THE TASK
Gather every line in the listing below that contains the string "LENGTH".

DATA FOR THE TASK
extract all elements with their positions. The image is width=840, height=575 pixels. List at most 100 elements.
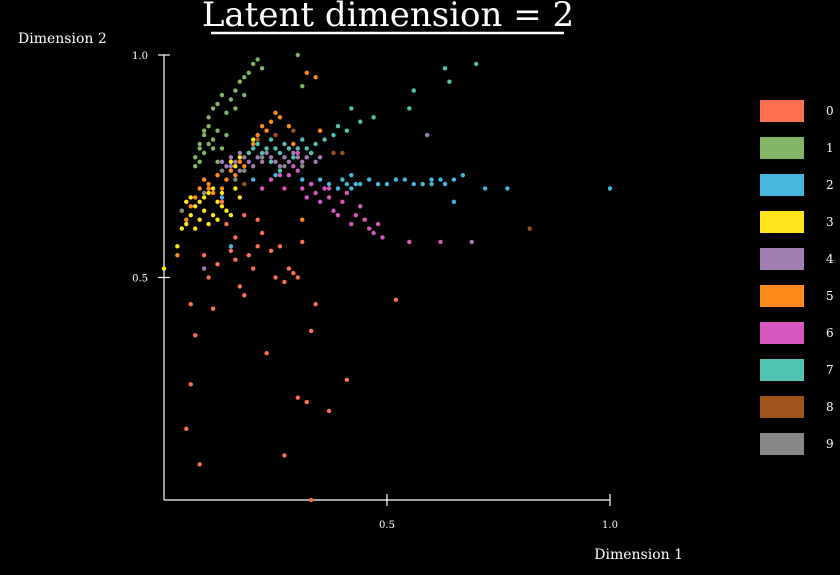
point-class-7	[474, 61, 479, 67]
point-class-0	[184, 426, 189, 431]
point-class-9	[300, 164, 305, 169]
point-class-2	[375, 181, 381, 187]
point-class-3	[251, 137, 256, 142]
point-class-7	[308, 150, 314, 156]
point-class-6	[308, 181, 314, 187]
point-class-5	[313, 75, 318, 80]
legend-swatch-6	[760, 322, 804, 344]
point-class-7	[264, 146, 269, 151]
point-class-0	[206, 275, 211, 280]
point-class-7	[411, 88, 416, 93]
point-class-2	[366, 177, 372, 182]
point-class-7	[442, 66, 448, 71]
point-class-3	[215, 199, 220, 205]
point-class-5	[300, 217, 305, 222]
point-class-6	[326, 186, 332, 191]
point-class-4	[228, 164, 234, 169]
point-class-7	[251, 146, 256, 151]
legend-label-9: 9	[826, 437, 834, 451]
point-class-3	[193, 204, 198, 209]
point-class-0	[326, 408, 332, 414]
point-class-6	[282, 186, 287, 191]
point-class-6	[366, 226, 372, 231]
point-class-0	[264, 350, 269, 356]
legend-label-1: 1	[826, 141, 834, 155]
point-class-3	[206, 221, 211, 227]
point-class-6	[407, 239, 412, 245]
point-class-7	[349, 106, 354, 111]
point-class-2	[340, 177, 345, 182]
point-class-5	[233, 172, 238, 178]
point-class-6	[331, 208, 336, 213]
point-class-5	[219, 186, 225, 191]
point-class-0	[237, 284, 243, 289]
point-class-7	[371, 115, 376, 120]
point-class-2	[451, 199, 457, 205]
point-class-7	[273, 146, 278, 151]
point-class-7	[259, 150, 265, 156]
point-class-0	[246, 253, 251, 258]
point-class-5	[175, 253, 180, 258]
point-class-2	[451, 177, 457, 182]
point-class-2	[607, 186, 613, 191]
point-class-3	[184, 221, 189, 227]
point-class-0	[295, 275, 300, 280]
x-tick-label: 0.5	[379, 520, 395, 531]
legend-label-4: 4	[826, 252, 834, 266]
point-class-1	[246, 70, 251, 76]
point-class-1	[210, 106, 216, 111]
point-class-2	[429, 181, 434, 187]
y-axis-label: Dimension 2	[18, 31, 107, 47]
point-class-4	[255, 155, 260, 160]
point-class-6	[277, 172, 283, 178]
point-class-1	[295, 52, 300, 58]
point-class-4	[219, 159, 225, 164]
point-class-1	[206, 141, 211, 147]
point-class-2	[429, 177, 434, 182]
x-tick-label: 1.0	[602, 520, 618, 531]
point-class-1	[219, 146, 225, 151]
scatter-points	[161, 52, 613, 503]
point-class-6	[362, 217, 367, 222]
point-class-3	[188, 213, 193, 218]
point-class-7	[282, 141, 287, 147]
point-class-2	[219, 195, 225, 200]
point-class-6	[340, 199, 345, 205]
point-class-2	[317, 177, 323, 182]
point-class-4	[237, 150, 243, 156]
point-class-0	[300, 239, 305, 245]
point-class-3	[175, 244, 180, 249]
point-class-8	[527, 226, 532, 231]
point-class-5	[184, 217, 189, 222]
point-class-5	[215, 172, 220, 178]
point-class-0	[242, 293, 247, 298]
point-class-7	[291, 155, 296, 160]
point-class-4	[282, 155, 287, 160]
point-class-1	[251, 61, 256, 67]
point-class-0	[233, 235, 238, 240]
point-class-2	[344, 181, 350, 187]
point-class-5	[317, 128, 323, 133]
point-class-1	[224, 132, 229, 138]
point-class-0	[242, 213, 247, 218]
point-class-2	[349, 186, 354, 191]
point-class-6	[304, 195, 309, 200]
point-class-0	[268, 248, 274, 253]
point-class-1	[197, 159, 202, 164]
point-class-4	[268, 155, 274, 160]
point-class-0	[286, 266, 292, 271]
point-class-5	[251, 141, 256, 147]
legend-swatch-7	[760, 359, 804, 381]
point-class-3	[215, 217, 220, 222]
point-class-0	[219, 199, 225, 205]
point-class-1	[197, 146, 202, 151]
point-class-1	[201, 150, 207, 156]
point-class-5	[237, 159, 243, 164]
point-class-7	[335, 124, 341, 129]
point-class-4	[304, 155, 309, 160]
legend-label-5: 5	[826, 289, 834, 303]
point-class-5	[304, 70, 309, 76]
point-class-7	[277, 150, 283, 156]
point-class-0	[282, 279, 287, 285]
point-class-6	[353, 213, 358, 218]
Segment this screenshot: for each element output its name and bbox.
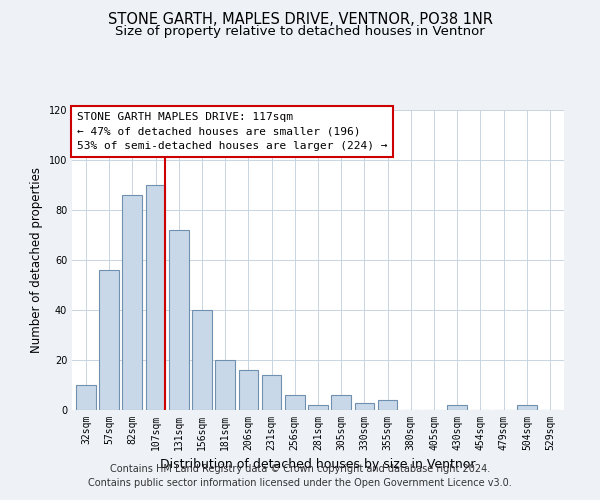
Bar: [262, 375, 281, 410]
Text: Size of property relative to detached houses in Ventnor: Size of property relative to detached ho…: [115, 25, 485, 38]
Text: STONE GARTH MAPLES DRIVE: 117sqm
← 47% of detached houses are smaller (196)
53% : STONE GARTH MAPLES DRIVE: 117sqm ← 47% o…: [77, 112, 388, 151]
Bar: [99, 270, 119, 410]
Bar: [285, 395, 305, 410]
Bar: [146, 185, 166, 410]
Bar: [169, 230, 188, 410]
Bar: [239, 370, 258, 410]
Y-axis label: Number of detached properties: Number of detached properties: [30, 167, 43, 353]
X-axis label: Distribution of detached houses by size in Ventnor: Distribution of detached houses by size …: [160, 458, 476, 471]
Bar: [355, 402, 374, 410]
Text: STONE GARTH, MAPLES DRIVE, VENTNOR, PO38 1NR: STONE GARTH, MAPLES DRIVE, VENTNOR, PO38…: [107, 12, 493, 28]
Bar: [517, 405, 537, 410]
Bar: [448, 405, 467, 410]
Bar: [378, 400, 397, 410]
Bar: [122, 195, 142, 410]
Bar: [215, 360, 235, 410]
Bar: [76, 385, 96, 410]
Bar: [331, 395, 351, 410]
Bar: [308, 405, 328, 410]
Text: Contains HM Land Registry data © Crown copyright and database right 2024.
Contai: Contains HM Land Registry data © Crown c…: [88, 464, 512, 487]
Bar: [192, 310, 212, 410]
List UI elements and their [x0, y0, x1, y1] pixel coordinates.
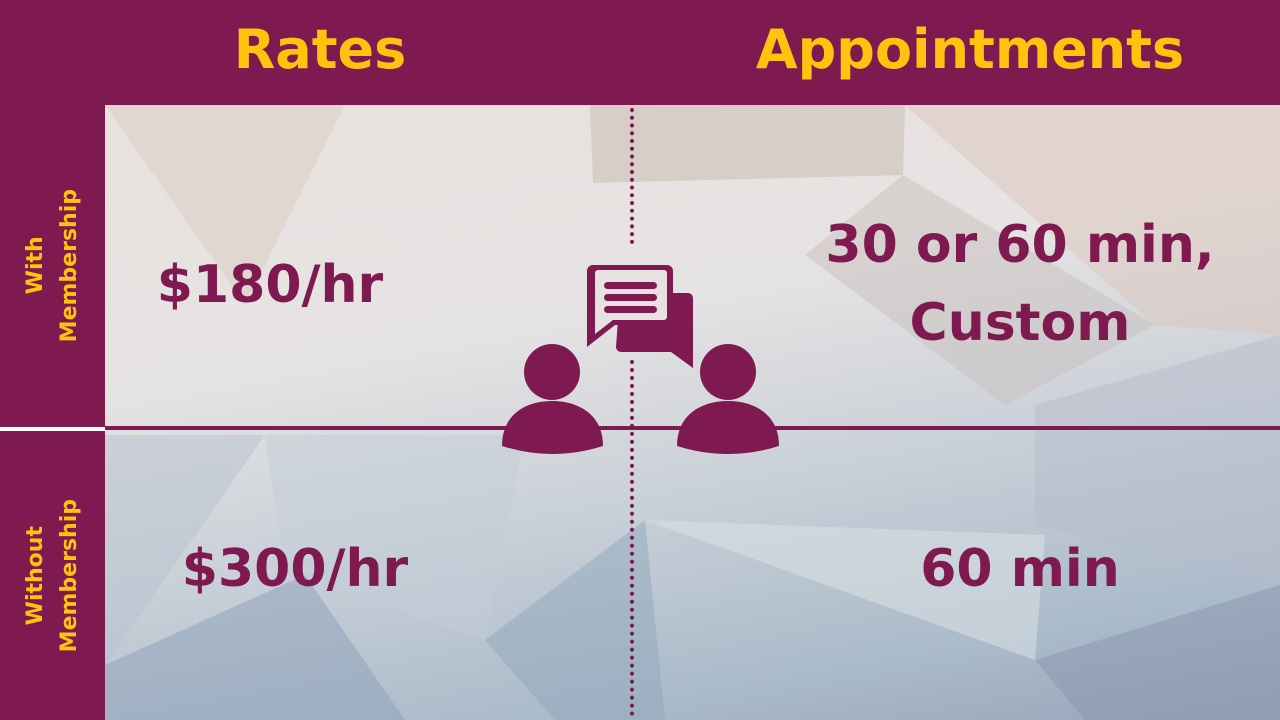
appointment-line2: Custom — [909, 293, 1131, 353]
column-header-appointments: Appointments — [755, 18, 1185, 81]
appointment-with-membership: 30 or 60 min, Custom — [760, 206, 1280, 362]
chat-bubbles-icon — [587, 265, 693, 368]
person-icon — [677, 344, 779, 454]
column-divider-bottom — [630, 360, 638, 716]
appointment-line1: 30 or 60 min, — [825, 215, 1215, 275]
column-divider-top — [630, 108, 638, 244]
rate-with-membership: $180/hr — [156, 255, 384, 315]
polygon-background — [105, 105, 1280, 720]
column-header-rates: Rates — [233, 18, 407, 81]
person-icon — [502, 344, 603, 454]
row-divider-left — [0, 427, 105, 431]
background-panel — [105, 105, 1280, 720]
rate-without-membership: $300/hr — [181, 539, 409, 599]
appointment-without-membership: 60 min — [920, 539, 1120, 599]
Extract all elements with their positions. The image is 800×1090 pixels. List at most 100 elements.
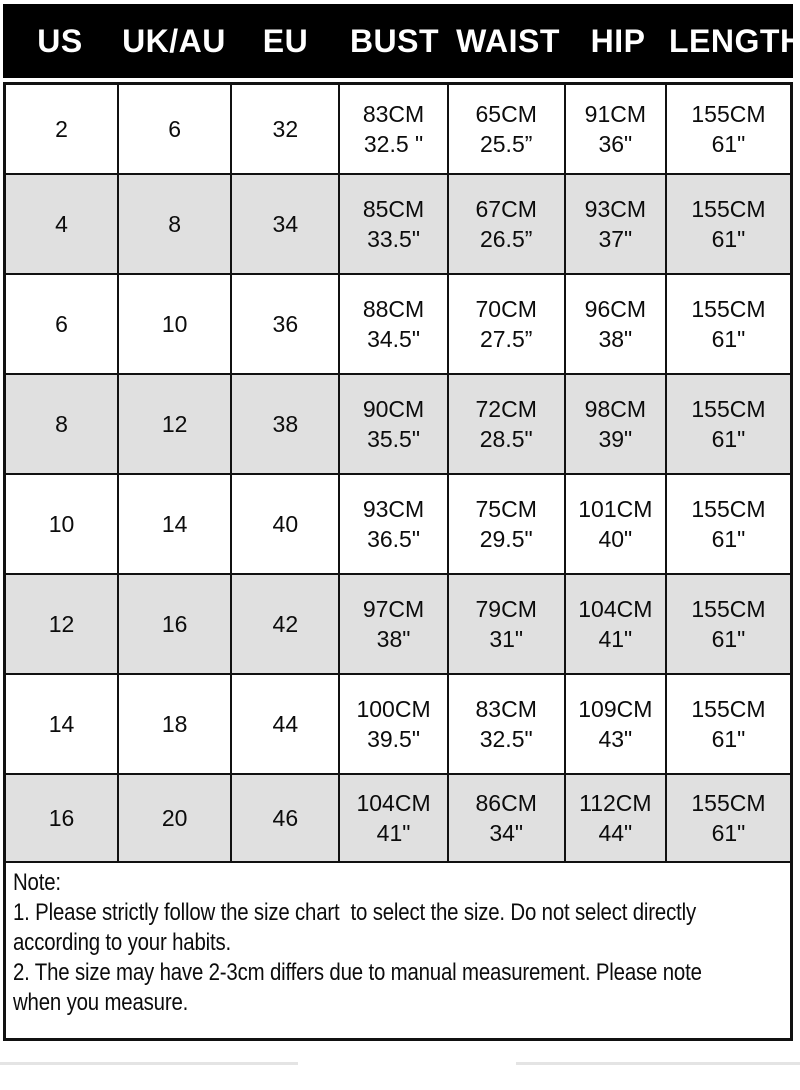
table-cell: 101CM 40" xyxy=(566,475,667,573)
table-cell: 104CM 41" xyxy=(340,775,449,861)
table-cell: 79CM 31" xyxy=(449,575,566,673)
table-cell: 155CM 61" xyxy=(667,375,790,473)
table-cell: 93CM 36.5" xyxy=(340,475,449,573)
cell-line: 32.5 " xyxy=(363,131,424,157)
table-cell: 155CM 61" xyxy=(667,275,790,373)
cell-line: 8 xyxy=(55,411,68,437)
cell-line: 41" xyxy=(598,626,633,652)
bottom-divider-left xyxy=(0,1062,298,1065)
cell-line: 88CM xyxy=(362,296,425,322)
note-line: according to your habits. xyxy=(13,929,232,956)
cell-line: 44 xyxy=(272,711,299,737)
cell-line: 37" xyxy=(598,226,633,252)
table-cell: 155CM 61" xyxy=(667,775,790,861)
cell-line: 70CM xyxy=(475,296,537,322)
cell-line: 75CM xyxy=(475,496,537,522)
header-cell-hip: HIP xyxy=(590,22,646,59)
cell-line: 104CM xyxy=(578,596,653,622)
cell-line: 97CM xyxy=(362,596,425,622)
cell-line: 61" xyxy=(711,131,746,157)
cell-line: 65CM xyxy=(475,101,537,127)
cell-line: 10 xyxy=(48,511,75,537)
table-row: 4 8 34 85CM 33.5" 67CM 26.5” 93CM 37" 155CM 61" xyxy=(6,175,790,275)
table-cell: 85CM 33.5" xyxy=(340,175,449,273)
cell-line: 43" xyxy=(598,726,633,752)
cell-line: 104CM xyxy=(356,790,431,816)
table-cell: 155CM 61" xyxy=(667,675,790,773)
table-cell: 16 xyxy=(119,575,233,673)
table-cell: 88CM 34.5" xyxy=(340,275,449,373)
table-cell: 72CM 28.5" xyxy=(449,375,566,473)
note-line: when you measure. xyxy=(13,989,189,1016)
cell-line: 155CM xyxy=(691,296,766,322)
cell-line: 90CM xyxy=(362,396,425,422)
cell-line: 155CM xyxy=(691,496,766,522)
note-block: Note: 1. Please strictly follow the size … xyxy=(6,863,790,1038)
table-cell: 93CM 37" xyxy=(566,175,667,273)
table-cell: 98CM 39" xyxy=(566,375,667,473)
cell-line: 155CM xyxy=(691,101,766,127)
cell-line: 16 xyxy=(48,805,75,831)
cell-line: 40" xyxy=(598,526,633,552)
cell-line: 16 xyxy=(161,611,188,637)
cell-line: 44" xyxy=(598,820,633,846)
cell-line: 36 xyxy=(272,311,299,337)
header-cell-ukau: UK/AU xyxy=(122,22,226,59)
cell-line: 155CM xyxy=(691,396,766,422)
table-cell: 10 xyxy=(6,475,120,573)
cell-line: 61" xyxy=(711,326,746,352)
note-line: 2. The size may have 2-3cm differs due t… xyxy=(13,959,702,986)
table-header-row: US UK/AU EU BUST WAIST HIP LENGTH xyxy=(3,4,800,78)
cell-line: 25.5” xyxy=(479,131,533,157)
cell-line: 91CM xyxy=(584,101,647,127)
cell-line: 26.5” xyxy=(479,226,533,252)
cell-line: 18 xyxy=(161,711,188,737)
cell-line: 112CM xyxy=(579,790,652,816)
cell-line: 100CM xyxy=(356,696,431,722)
header-cell-length: LENGTH xyxy=(669,22,800,59)
cell-line: 98CM xyxy=(584,396,647,422)
cell-line: 31" xyxy=(489,626,524,652)
table-cell: 16 xyxy=(6,775,120,861)
table-cell: 91CM 36" xyxy=(566,85,667,173)
cell-line: 40 xyxy=(272,511,299,537)
table-cell: 109CM 43" xyxy=(566,675,667,773)
cell-line: 39.5" xyxy=(367,726,420,752)
cell-line: 6 xyxy=(55,311,68,337)
cell-line: 39" xyxy=(598,426,633,452)
cell-line: 46 xyxy=(272,805,299,831)
table-cell: 83CM 32.5 " xyxy=(340,85,449,173)
table-cell: 18 xyxy=(119,675,233,773)
cell-line: 14 xyxy=(48,711,75,737)
table-cell: 44 xyxy=(232,675,341,773)
table-cell: 10 xyxy=(119,275,233,373)
table-cell: 104CM 41" xyxy=(566,575,667,673)
table-row: 8 12 38 90CM 35.5" 72CM 28.5" 98CM 39" 155CM 61" xyxy=(6,375,790,475)
cell-line: 61" xyxy=(711,626,746,652)
cell-line: 61" xyxy=(711,726,746,752)
table-cell: 75CM 29.5" xyxy=(449,475,566,573)
table-cell: 155CM 61" xyxy=(667,575,790,673)
table-cell: 6 xyxy=(6,275,120,373)
cell-line: 79CM xyxy=(475,596,537,622)
note-line: 1. Please strictly follow the size chart… xyxy=(13,899,697,926)
table-body: 2 6 32 83CM 32.5 " 65CM 25.5” 91CM 36" 155CM 61" 4 8… xyxy=(6,85,790,863)
header-cell-waist: WAIST xyxy=(456,22,560,59)
table-cell: 155CM 61" xyxy=(667,175,790,273)
table-row: 6 10 36 88CM 34.5" 70CM 27.5” 96CM 38" 155CM 61" xyxy=(6,275,790,375)
header-cell-eu: EU xyxy=(262,22,309,59)
cell-line: 38 xyxy=(272,411,299,437)
cell-line: 61" xyxy=(711,426,746,452)
cell-line: 42 xyxy=(272,611,299,637)
table-cell: 14 xyxy=(119,475,233,573)
table-cell: 4 xyxy=(6,175,120,273)
table-cell: 12 xyxy=(119,375,233,473)
table-cell: 65CM 25.5” xyxy=(449,85,566,173)
table-row: 14 18 44 100CM 39.5" 83CM 32.5" 109CM 43" 155CM 61… xyxy=(6,675,790,775)
cell-line: 12 xyxy=(48,611,75,637)
cell-line: 41" xyxy=(376,820,411,846)
cell-line: 155CM xyxy=(691,696,766,722)
cell-line: 34" xyxy=(489,820,524,846)
cell-line: 32 xyxy=(272,116,299,142)
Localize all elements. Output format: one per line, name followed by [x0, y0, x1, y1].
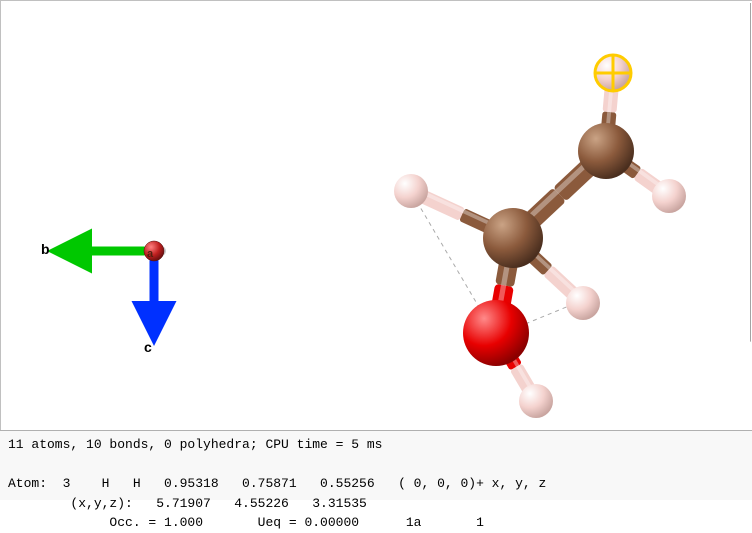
info-line-summary: 11 atoms, 10 bonds, 0 polyhedra; CPU tim… — [8, 437, 382, 452]
molecule-svg — [361, 1, 751, 431]
axis-label-c: c — [144, 339, 152, 355]
info-line-occ: Occ. = 1.000 Ueq = 0.00000 1a 1 — [8, 515, 484, 530]
axis-widget: b c a — [39, 201, 189, 351]
axis-label-b: b — [41, 241, 50, 257]
axis-label-a: a — [147, 248, 153, 260]
info-line-xyz: (x,y,z): 5.71907 4.55226 3.31535 — [8, 496, 367, 511]
3d-viewport[interactable]: b c a — [0, 0, 752, 430]
atom-c[interactable] — [483, 208, 543, 268]
atom-c[interactable] — [578, 123, 634, 179]
selection-marker — [595, 55, 631, 91]
atom-h[interactable] — [652, 179, 686, 213]
atom-h[interactable] — [519, 384, 553, 418]
info-line-atom: Atom: 3 H H 0.95318 0.75871 0.55256 ( 0,… — [8, 476, 546, 491]
atom-o[interactable] — [463, 300, 529, 366]
atom-h[interactable] — [566, 286, 600, 320]
info-panel: 11 atoms, 10 bonds, 0 polyhedra; CPU tim… — [0, 430, 752, 500]
molecule-scene[interactable] — [361, 1, 751, 421]
atom-h[interactable] — [394, 174, 428, 208]
axis-svg — [39, 201, 189, 351]
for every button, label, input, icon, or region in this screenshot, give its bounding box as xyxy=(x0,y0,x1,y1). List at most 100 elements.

COMPLETE RESPONSE
table-header-row: US UK/AU EU BUST WAIST HIP LENGTH xyxy=(3,4,800,78)
header-cell-length: LENGTH xyxy=(669,22,800,59)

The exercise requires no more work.